* Information supplied *

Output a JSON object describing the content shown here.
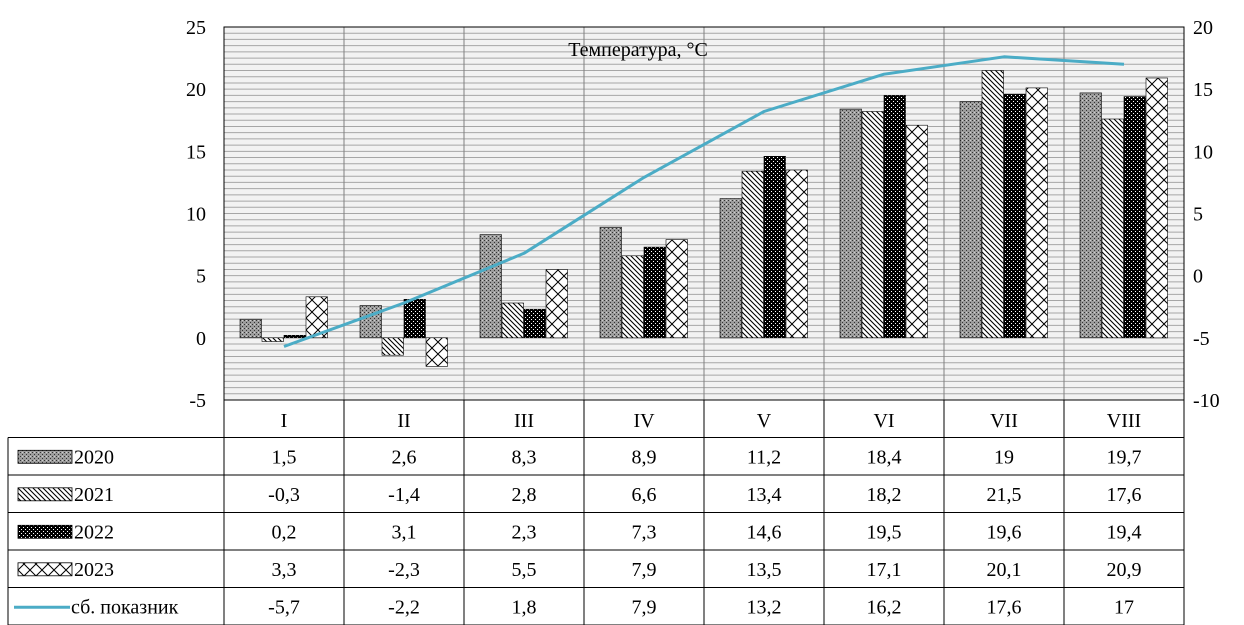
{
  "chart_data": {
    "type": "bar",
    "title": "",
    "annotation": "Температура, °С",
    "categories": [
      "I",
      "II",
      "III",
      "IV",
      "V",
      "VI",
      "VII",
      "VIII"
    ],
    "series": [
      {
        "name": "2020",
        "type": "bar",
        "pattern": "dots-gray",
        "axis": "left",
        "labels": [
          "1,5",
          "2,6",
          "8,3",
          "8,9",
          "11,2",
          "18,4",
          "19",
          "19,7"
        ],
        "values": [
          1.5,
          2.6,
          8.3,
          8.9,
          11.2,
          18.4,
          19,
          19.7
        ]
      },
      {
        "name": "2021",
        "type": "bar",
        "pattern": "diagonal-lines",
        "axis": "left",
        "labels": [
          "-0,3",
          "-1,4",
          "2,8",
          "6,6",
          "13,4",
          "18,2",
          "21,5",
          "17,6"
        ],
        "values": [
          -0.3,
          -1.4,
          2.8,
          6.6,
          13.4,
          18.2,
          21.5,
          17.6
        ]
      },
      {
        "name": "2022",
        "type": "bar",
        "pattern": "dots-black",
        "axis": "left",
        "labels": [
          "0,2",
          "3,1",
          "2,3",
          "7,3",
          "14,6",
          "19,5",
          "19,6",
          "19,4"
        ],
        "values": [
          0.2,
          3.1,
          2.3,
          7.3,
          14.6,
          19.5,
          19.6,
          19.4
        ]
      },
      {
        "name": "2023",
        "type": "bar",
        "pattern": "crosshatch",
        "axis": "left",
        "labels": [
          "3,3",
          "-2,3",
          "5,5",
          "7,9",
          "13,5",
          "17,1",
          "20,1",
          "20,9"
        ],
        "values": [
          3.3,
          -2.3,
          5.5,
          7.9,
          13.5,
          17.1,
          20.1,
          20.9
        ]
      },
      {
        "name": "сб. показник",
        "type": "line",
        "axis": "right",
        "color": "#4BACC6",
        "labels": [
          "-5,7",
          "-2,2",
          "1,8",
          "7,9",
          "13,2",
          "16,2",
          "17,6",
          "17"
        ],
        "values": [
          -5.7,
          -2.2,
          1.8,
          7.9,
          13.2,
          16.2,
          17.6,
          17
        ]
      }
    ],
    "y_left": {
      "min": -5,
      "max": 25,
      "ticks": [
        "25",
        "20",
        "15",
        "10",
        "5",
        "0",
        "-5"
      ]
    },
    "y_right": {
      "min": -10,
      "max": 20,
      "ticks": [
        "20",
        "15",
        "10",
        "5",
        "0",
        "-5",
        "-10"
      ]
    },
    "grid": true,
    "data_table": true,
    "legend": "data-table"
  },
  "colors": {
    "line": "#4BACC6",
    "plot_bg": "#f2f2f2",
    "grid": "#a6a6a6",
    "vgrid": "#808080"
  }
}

* The problem *
Your answer should be a single number: the count of lines in these records that hold the string "pattern".

* Full output *
4